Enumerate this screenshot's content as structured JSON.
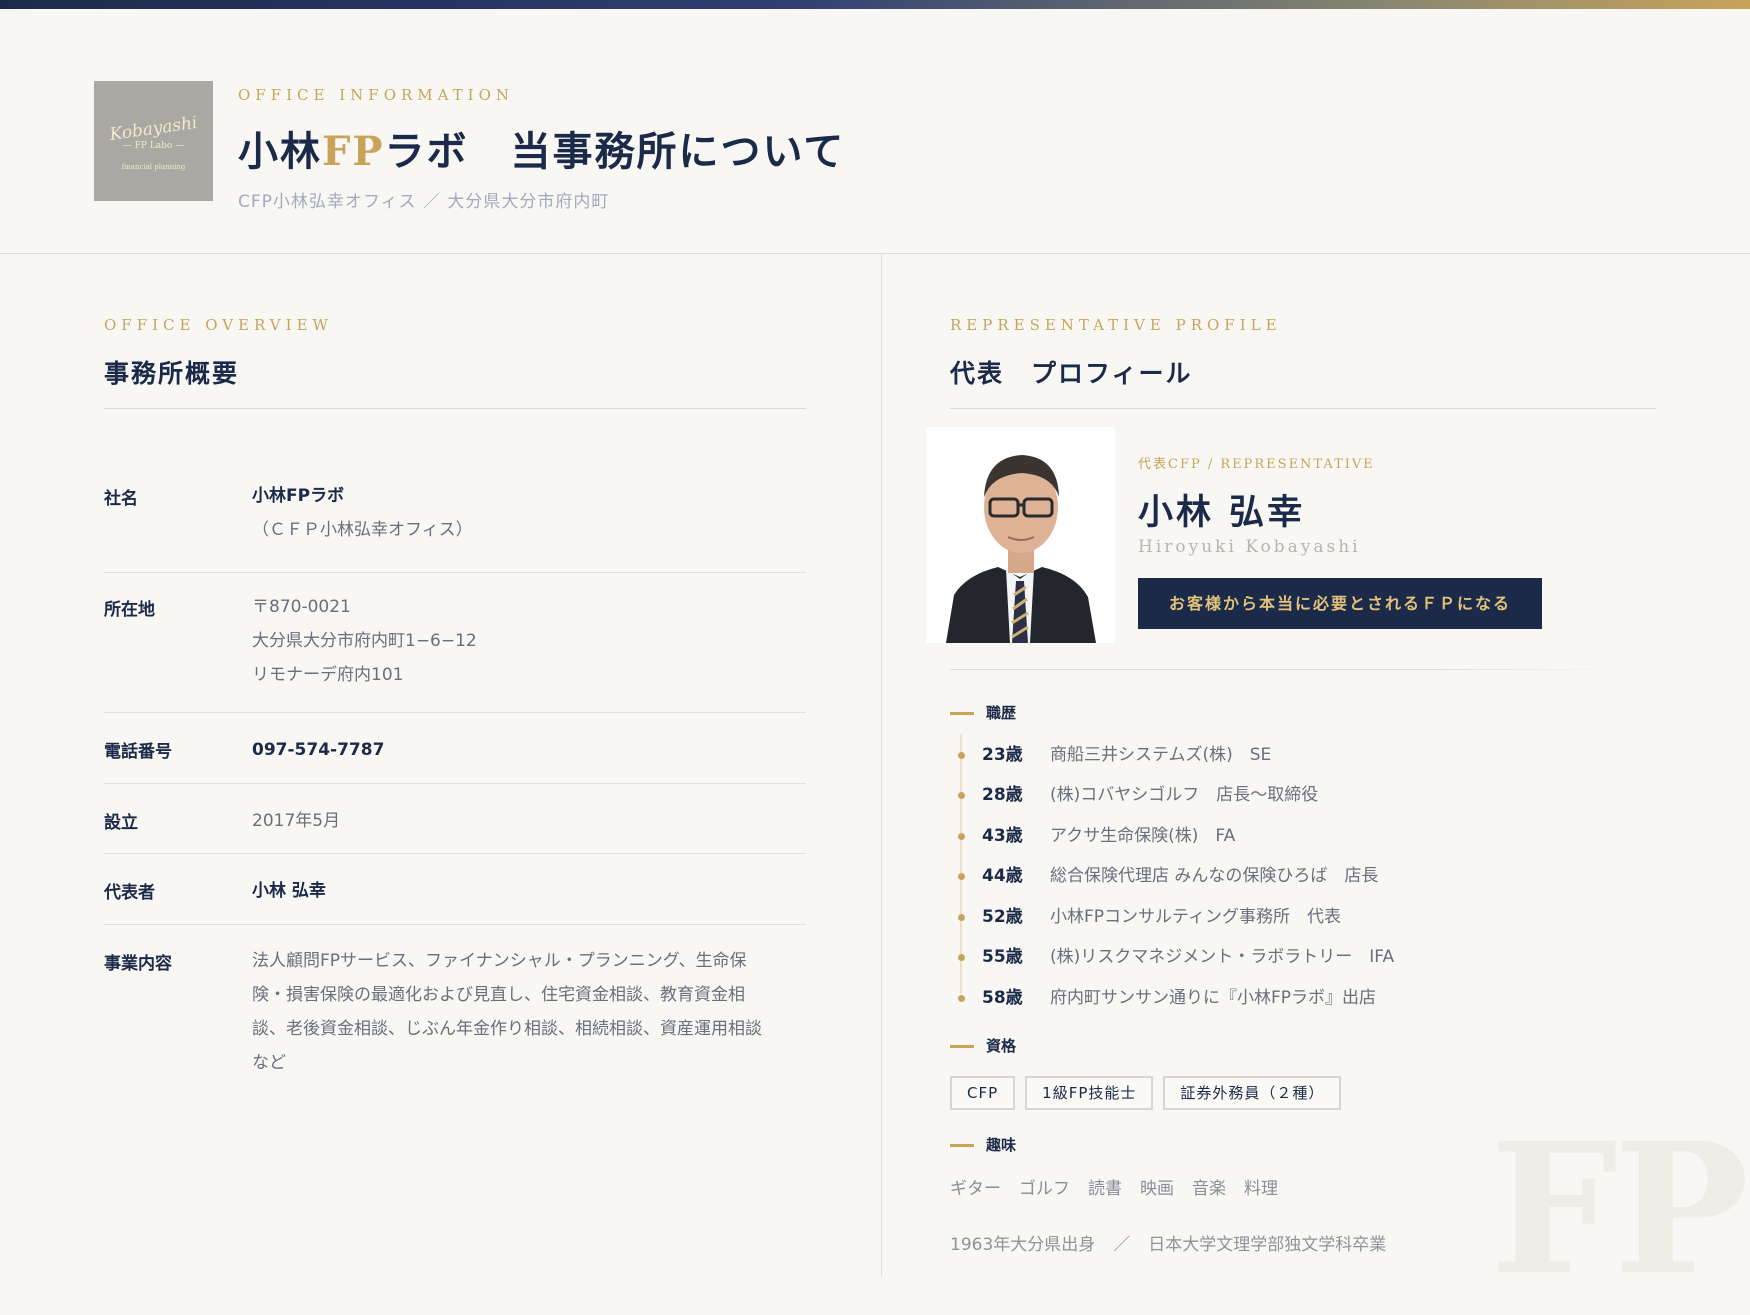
{
  "header": {
    "logo_line1": "Kobayashi",
    "logo_line2": "— FP Labo —",
    "logo_line3": "financial planning",
    "eyebrow": "OFFICE INFORMATION",
    "title_part1": "小林",
    "title_gold": "FP",
    "title_part2": "ラボ　当事務所について",
    "subtitle": "CFP小林弘幸オフィス ／ 大分県大分市府内町"
  },
  "overview": {
    "eyebrow": "OFFICE OVERVIEW",
    "title": "事務所概要",
    "rows": [
      {
        "label": "社名",
        "lines": [
          "小林FPラボ",
          "（ＣＦＰ小林弘幸オフィス）"
        ]
      },
      {
        "label": "所在地",
        "lines": [
          "〒870-0021",
          "大分県大分市府内町1−6−12",
          "リモナーデ府内101"
        ]
      },
      {
        "label": "電話番号",
        "lines": [
          "097-574-7787"
        ]
      },
      {
        "label": "設立",
        "lines": [
          "2017年5月"
        ]
      },
      {
        "label": "代表者",
        "lines": [
          "小林 弘幸"
        ]
      },
      {
        "label": "事業内容",
        "lines": [
          "法人顧問FPサービス、ファイナンシャル・プランニング、生命保",
          "険・損害保険の最適化および見直し、住宅資金相談、教育資金相",
          "談、老後資金相談、じぶん年金作り相談、相続相談、資産運用相談",
          "など"
        ]
      }
    ]
  },
  "profile": {
    "eyebrow": "REPRESENTATIVE PROFILE",
    "title": "代表　プロフィール",
    "role": "代表CFP / REPRESENTATIVE",
    "name": "小林 弘幸",
    "name_roman": "Hiroyuki Kobayashi",
    "motto": "お客様から本当に必要とされるＦＰになる",
    "career_title": "職歴",
    "career": [
      {
        "age": "23歳",
        "desc": "商船三井システムズ(株)　SE"
      },
      {
        "age": "28歳",
        "desc": "(株)コバヤシゴルフ　店長〜取締役"
      },
      {
        "age": "43歳",
        "desc": "アクサ生命保険(株)　FA"
      },
      {
        "age": "44歳",
        "desc": "総合保険代理店 みんなの保険ひろば　店長"
      },
      {
        "age": "52歳",
        "desc": "小林FPコンサルティング事務所　代表"
      },
      {
        "age": "55歳",
        "desc": "(株)リスクマネジメント・ラボラトリー　IFA"
      },
      {
        "age": "58歳",
        "desc": "府内町サンサン通りに『小林FPラボ』出店"
      }
    ],
    "qual_title": "資格",
    "quals": [
      "CFP",
      "1級FP技能士",
      "証券外務員（２種）"
    ],
    "hobby_title": "趣味",
    "hobbies": [
      "ギター",
      "ゴルフ",
      "読書",
      "映画",
      "音楽",
      "料理"
    ],
    "origin_birth": "1963年大分県出身",
    "origin_sep": "／",
    "origin_school": "日本大学文理学部独文学科卒業"
  },
  "watermark": "FP",
  "colors": {
    "navy": "#1c2a4a",
    "gold": "#c8a45a",
    "background": "#f8f7f3"
  },
  "icons": {
    "photo": "portrait-photo"
  }
}
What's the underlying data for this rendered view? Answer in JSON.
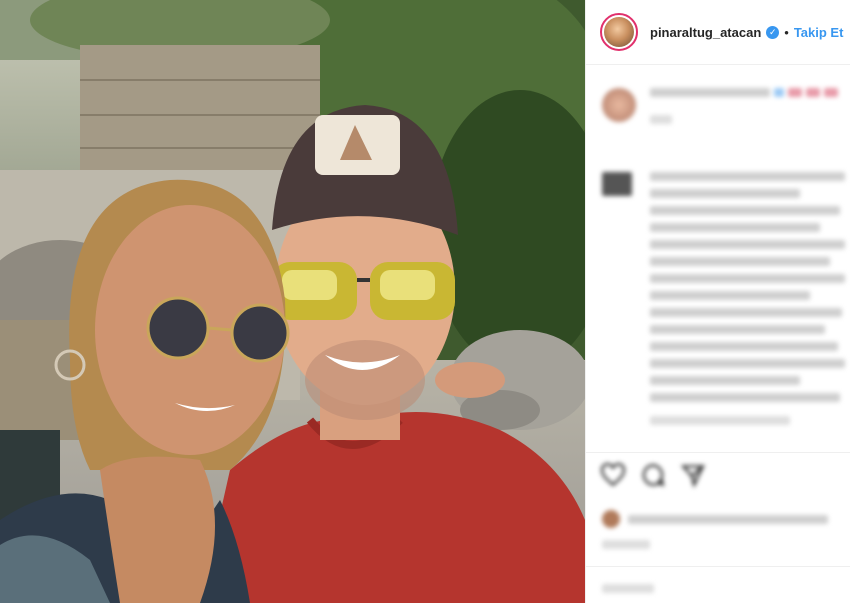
{
  "post": {
    "username": "pinaraltug_atacan",
    "verified_mark": "✓",
    "separator": "•",
    "follow_label": "Takip Et"
  },
  "icons": {
    "verified": "verified-badge-icon",
    "like": "heart-icon",
    "comment": "comment-icon",
    "share": "share-icon"
  },
  "colors": {
    "accent": "#3897f0",
    "story_ring": "#e1306c",
    "shirt": "#b5352e"
  }
}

■ ■ ■ ■

PROBLEM REQUIREMENTS: Exactly reproduce the lines beginning at the one that contains "What's the underlying" and ending at the final line of the material, with the pictures left out.

EXERCISE SOLUTION:
What's the underlying data for this rendered view? Answer in JSON.
{
  "post": {
    "username": "pinaraltug_atacan",
    "verified_mark": "✓",
    "separator": "•",
    "follow_label": "Takip Et"
  },
  "icons": {
    "verified": "verified-badge-icon",
    "like": "heart-icon",
    "comment": "comment-icon",
    "share": "share-icon"
  },
  "colors": {
    "accent": "#3897f0",
    "story_ring": "#e1306c",
    "shirt": "#b5352e"
  }
}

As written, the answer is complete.